Leave out the pictures and copy each record below exactly.

Start of SUPPLIED DATA

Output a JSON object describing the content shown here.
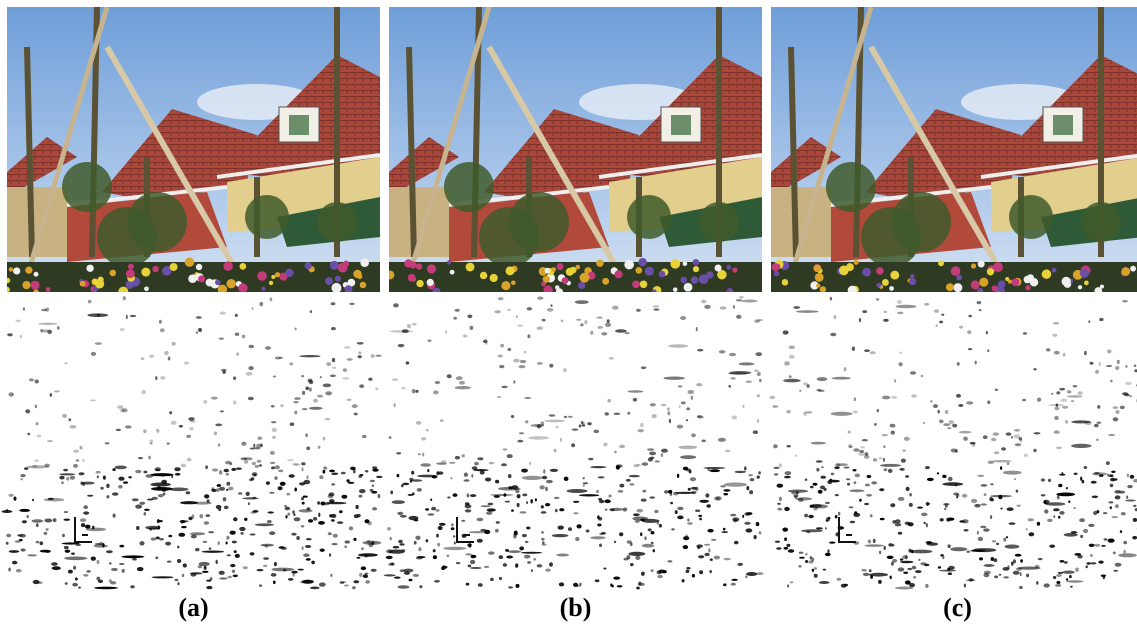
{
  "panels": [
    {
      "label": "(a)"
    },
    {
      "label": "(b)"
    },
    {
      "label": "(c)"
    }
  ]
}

End of SUPPLIED DATA

*THE COMPLETED TASK*:
Output a JSON object describing the content shown here.
{
  "panels": [
    {
      "label": "(a)"
    },
    {
      "label": "(b)"
    },
    {
      "label": "(c)"
    }
  ]
}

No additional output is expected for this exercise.